Provided entries
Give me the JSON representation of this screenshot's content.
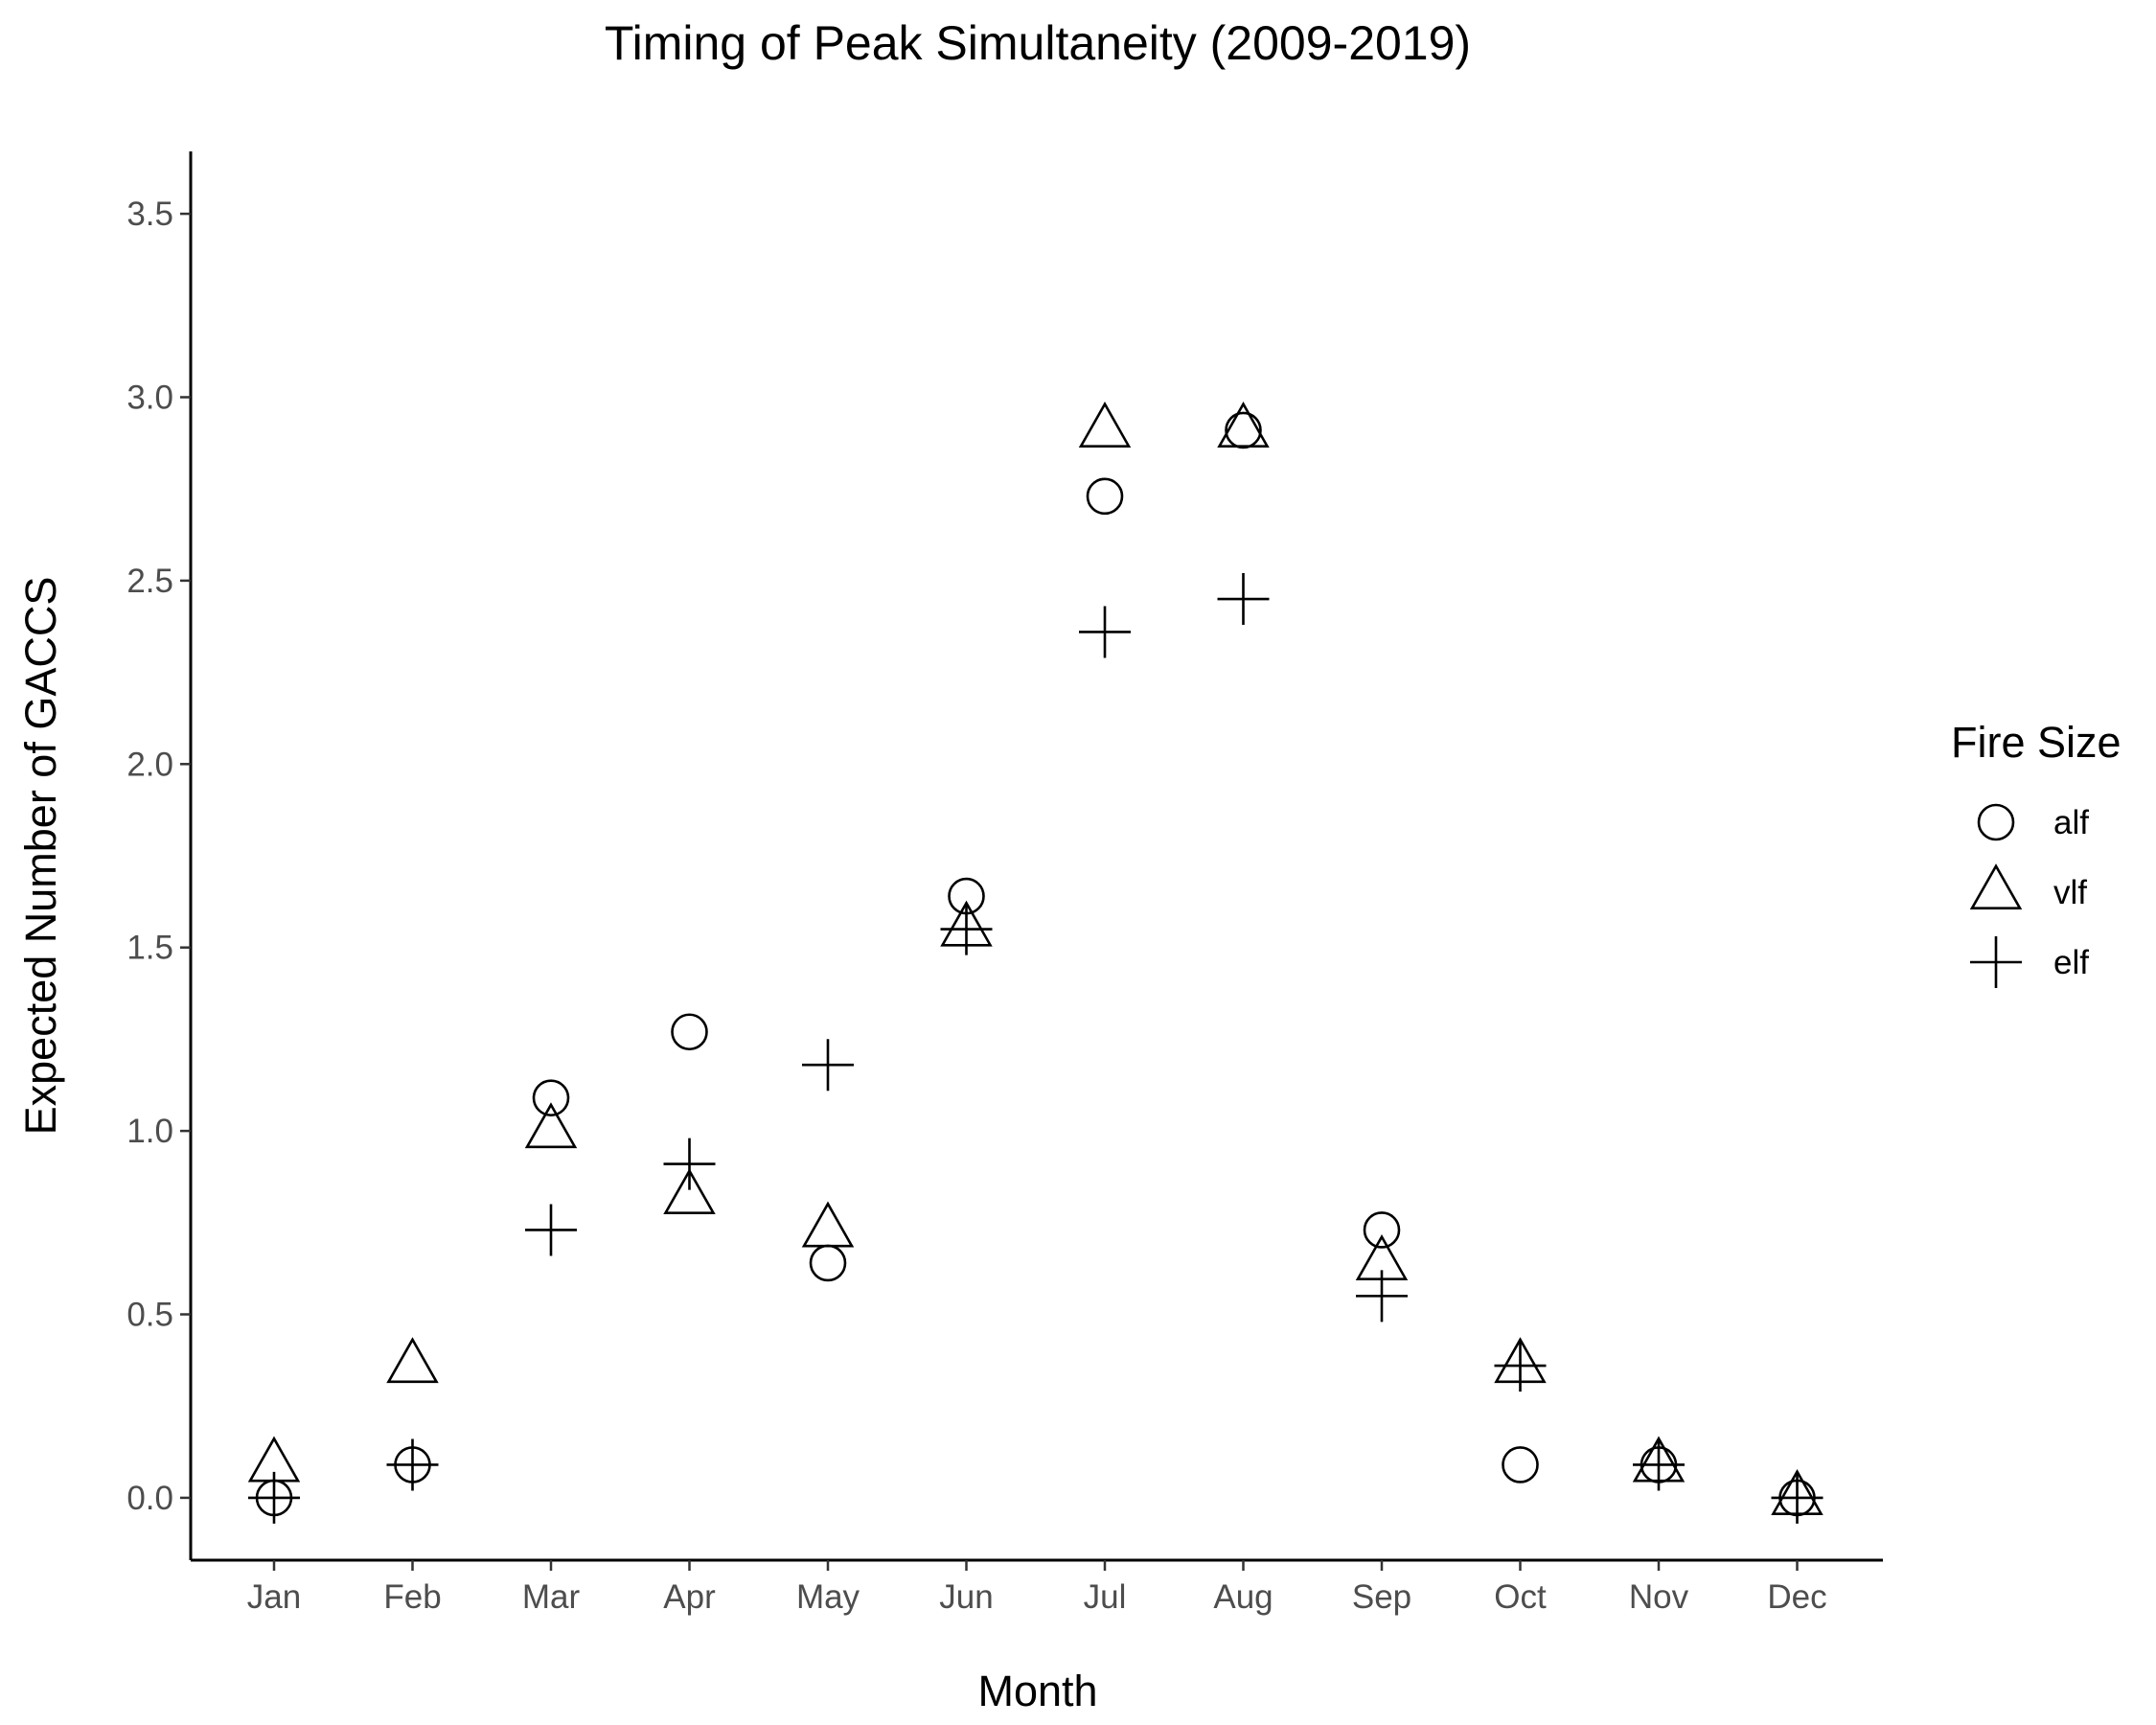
{
  "chart_data": {
    "type": "scatter",
    "title": "Timing of Peak Simultaneity (2009-2019)",
    "xlabel": "Month",
    "ylabel": "Expected Number of GACCS",
    "categories": [
      "Jan",
      "Feb",
      "Mar",
      "Apr",
      "May",
      "Jun",
      "Jul",
      "Aug",
      "Sep",
      "Oct",
      "Nov",
      "Dec"
    ],
    "ylim": [
      -0.17,
      3.67
    ],
    "yticks": [
      0.0,
      0.5,
      1.0,
      1.5,
      2.0,
      2.5,
      3.0,
      3.5
    ],
    "ytick_labels": [
      "0.0",
      "0.5",
      "1.0",
      "1.5",
      "2.0",
      "2.5",
      "3.0",
      "3.5"
    ],
    "grid": false,
    "legend": {
      "title": "Fire Size",
      "position": "right"
    },
    "series": [
      {
        "name": "alf",
        "shape": "circle",
        "values": [
          0.0,
          0.09,
          1.09,
          1.27,
          0.64,
          1.64,
          2.73,
          2.91,
          0.73,
          0.09,
          0.09,
          0.0
        ]
      },
      {
        "name": "vlf",
        "shape": "triangle",
        "values": [
          0.09,
          0.36,
          1.0,
          0.82,
          0.73,
          1.55,
          2.91,
          2.91,
          0.64,
          0.36,
          0.09,
          0.0
        ]
      },
      {
        "name": "elf",
        "shape": "plus",
        "values": [
          0.0,
          0.09,
          0.73,
          0.91,
          1.18,
          1.55,
          2.36,
          2.45,
          0.55,
          0.36,
          0.09,
          0.0
        ]
      }
    ],
    "colors": {
      "marker": "#000000",
      "tick_label": "#4d4d4d",
      "background": "#ffffff"
    }
  }
}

Exercise requirements
Go through the listing above and write it all out exactly, leaving out any picture.

Solution to this problem
Give me the JSON representation of this screenshot's content.
{
  "chart_data": {
    "type": "scatter",
    "title": "Timing of Peak Simultaneity (2009-2019)",
    "xlabel": "Month",
    "ylabel": "Expected Number of GACCS",
    "categories": [
      "Jan",
      "Feb",
      "Mar",
      "Apr",
      "May",
      "Jun",
      "Jul",
      "Aug",
      "Sep",
      "Oct",
      "Nov",
      "Dec"
    ],
    "ylim": [
      -0.17,
      3.67
    ],
    "yticks": [
      0.0,
      0.5,
      1.0,
      1.5,
      2.0,
      2.5,
      3.0,
      3.5
    ],
    "ytick_labels": [
      "0.0",
      "0.5",
      "1.0",
      "1.5",
      "2.0",
      "2.5",
      "3.0",
      "3.5"
    ],
    "grid": false,
    "legend": {
      "title": "Fire Size",
      "position": "right"
    },
    "series": [
      {
        "name": "alf",
        "shape": "circle",
        "values": [
          0.0,
          0.09,
          1.09,
          1.27,
          0.64,
          1.64,
          2.73,
          2.91,
          0.73,
          0.09,
          0.09,
          0.0
        ]
      },
      {
        "name": "vlf",
        "shape": "triangle",
        "values": [
          0.09,
          0.36,
          1.0,
          0.82,
          0.73,
          1.55,
          2.91,
          2.91,
          0.64,
          0.36,
          0.09,
          0.0
        ]
      },
      {
        "name": "elf",
        "shape": "plus",
        "values": [
          0.0,
          0.09,
          0.73,
          0.91,
          1.18,
          1.55,
          2.36,
          2.45,
          0.55,
          0.36,
          0.09,
          0.0
        ]
      }
    ],
    "colors": {
      "marker": "#000000",
      "tick_label": "#4d4d4d",
      "background": "#ffffff"
    }
  }
}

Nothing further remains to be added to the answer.